Transcribe each of the records below exactly, excluding all pictures.

[begin Data supplied]

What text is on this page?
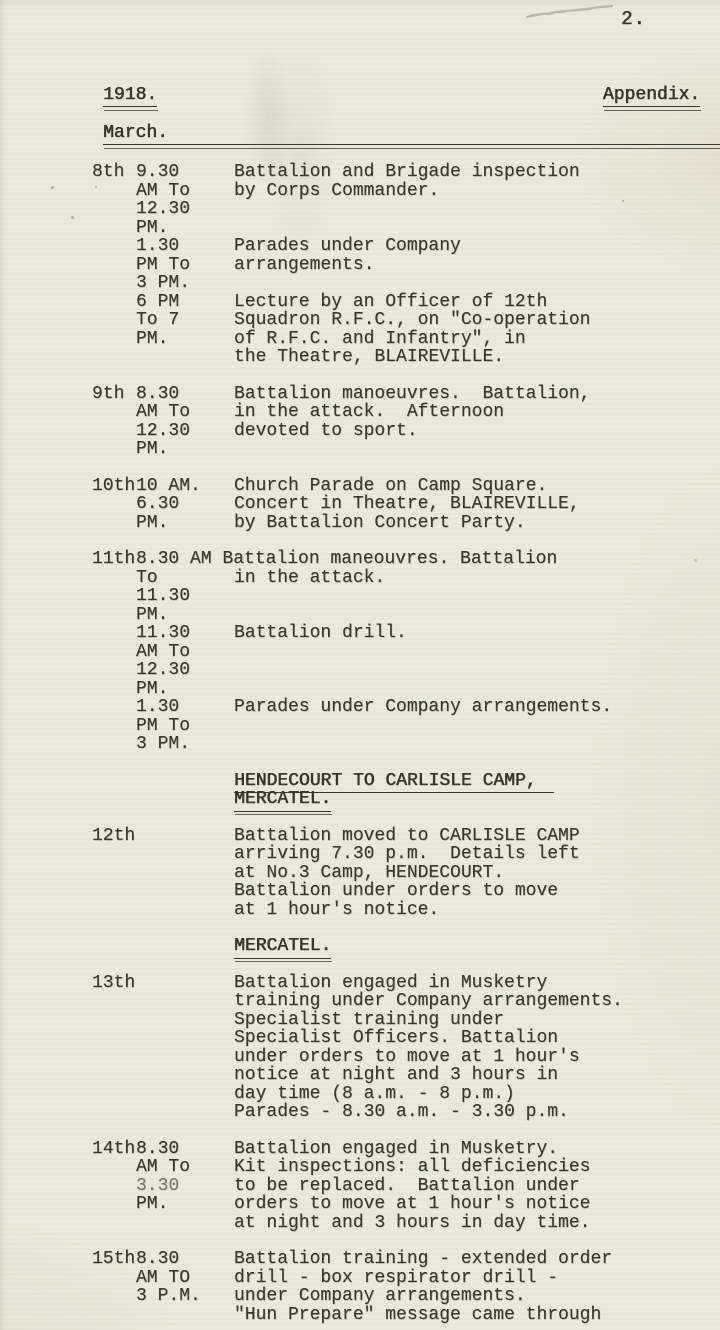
2.
1918.	Appendix.
March.
8th 9.30	Battalion and Brigade inspection
AM To	by Corps Commander.
12.30
PM.
1.30	Parades under Company
PM To	arrangements.
3 PM.
6 PM	Lecture by an Officer of 12th
To 7	Squadron R.F.C., on "Co-operation
PM.	of R.F.C. and Infantry", in
the Theatre, BLAIREVILLE.
9th 8.30	Battalion manoeuvres.  Battalion,
AM To	in the attack.  Afternoon
12.30	devoted to sport.
PM.
10th 10 AM.	Church Parade on Camp Square.
6.30	Concert in Theatre, BLAIREVILLE,
PM.	by Battalion Concert Party.
11th 8.30 AM Battalion maneouvres. Battalion
To	in the attack.
11.30
PM.
11.30	Battalion drill.
AM To
12.30
PM.
1.30	Parades under Company arrangements.
PM To
3 PM.
HENDECOURT TO CARLISLE CAMP,
MERCATEL.
12th	Battalion moved to CARLISLE CAMP
arriving 7.30 p.m.  Details left
at No.3 Camp, HENDECOURT.
Battalion under orders to move
at 1 hour's notice.
MERCATEL.
13th	Battalion engaged in Musketry
training under Company arrangements.
Specialist training under
Specialist Officers. Battalion
under orders to move at 1 hour's
notice at night and 3 hours in
day time (8 a.m. - 8 p.m.)
Parades - 8.30 a.m. - 3.30 p.m.
14th 8.30	Battalion engaged in Musketry.
AM To	Kit inspections: all deficiencies
3.30	to be replaced.  Battalion under
PM.	orders to move at 1 hour's notice
at night and 3 hours in day time.
15th 8.30	Battalion training - extended order
AM TO	drill - box respirator drill -
3 P.M.	under Company arrangements.
"Hun Prepare" message came through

[end Data supplied]

Output of the exercise:
What text is on this page?
2.
1918.	Appendix.
March.
8th 9.30	Battalion and Brigade inspection
AM To	by Corps Commander.
12.30
PM.
1.30	Parades under Company
PM To	arrangements.
3 PM.
6 PM	Lecture by an Officer of 12th
To 7	Squadron R.F.C., on "Co-operation
PM.	of R.F.C. and Infantry", in
the Theatre, BLAIREVILLE.
9th 8.30	Battalion manoeuvres.  Battalion,
AM To	in the attack.  Afternoon
12.30	devoted to sport.
PM.
10th 10 AM.	Church Parade on Camp Square.
6.30	Concert in Theatre, BLAIREVILLE,
PM.	by Battalion Concert Party.
11th 8.30 AM Battalion maneouvres. Battalion
To	in the attack.
11.30
PM.
11.30	Battalion drill.
AM To
12.30
PM.
1.30	Parades under Company arrangements.
PM To
3 PM.
HENDECOURT TO CARLISLE CAMP,
MERCATEL.
12th	Battalion moved to CARLISLE CAMP
arriving 7.30 p.m.  Details left
at No.3 Camp, HENDECOURT.
Battalion under orders to move
at 1 hour's notice.
MERCATEL.
13th	Battalion engaged in Musketry
training under Company arrangements.
Specialist training under
Specialist Officers. Battalion
under orders to move at 1 hour's
notice at night and 3 hours in
day time (8 a.m. - 8 p.m.)
Parades - 8.30 a.m. - 3.30 p.m.
14th 8.30	Battalion engaged in Musketry.
AM To	Kit inspections: all deficiencies
3.30	to be replaced.  Battalion under
PM.	orders to move at 1 hour's notice
at night and 3 hours in day time.
15th 8.30	Battalion training - extended order
AM TO	drill - box respirator drill -
3 P.M.	under Company arrangements.
"Hun Prepare" message came through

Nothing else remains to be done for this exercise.